▶ [WRITTEN EXERCISE] Report how many lines of the records below include the word "Liabilities". Give nothing but the number.

▶ [DATASET RECORDS]
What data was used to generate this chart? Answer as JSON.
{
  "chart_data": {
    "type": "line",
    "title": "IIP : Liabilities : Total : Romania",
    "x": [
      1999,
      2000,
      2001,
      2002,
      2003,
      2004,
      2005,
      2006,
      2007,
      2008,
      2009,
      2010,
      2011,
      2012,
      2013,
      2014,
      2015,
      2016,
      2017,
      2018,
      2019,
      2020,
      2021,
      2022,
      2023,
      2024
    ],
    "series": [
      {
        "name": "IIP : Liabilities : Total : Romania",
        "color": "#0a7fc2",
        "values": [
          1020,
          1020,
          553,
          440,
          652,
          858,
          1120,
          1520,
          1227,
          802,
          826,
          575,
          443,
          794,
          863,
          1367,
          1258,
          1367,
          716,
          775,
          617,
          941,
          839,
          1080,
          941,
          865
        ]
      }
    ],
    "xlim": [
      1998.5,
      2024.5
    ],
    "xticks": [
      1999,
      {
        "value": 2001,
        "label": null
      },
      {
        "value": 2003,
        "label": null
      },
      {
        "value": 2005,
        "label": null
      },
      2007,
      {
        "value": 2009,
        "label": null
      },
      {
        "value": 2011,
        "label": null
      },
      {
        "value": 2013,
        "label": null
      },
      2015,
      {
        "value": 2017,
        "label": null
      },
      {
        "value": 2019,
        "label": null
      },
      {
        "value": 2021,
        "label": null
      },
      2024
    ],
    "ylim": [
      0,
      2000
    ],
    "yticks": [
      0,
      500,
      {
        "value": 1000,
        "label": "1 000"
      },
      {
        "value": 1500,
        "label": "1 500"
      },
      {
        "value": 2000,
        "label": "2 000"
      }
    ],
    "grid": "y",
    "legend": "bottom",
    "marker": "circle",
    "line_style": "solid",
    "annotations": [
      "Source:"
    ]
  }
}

▶ [EXERCISE SOLUTION] 2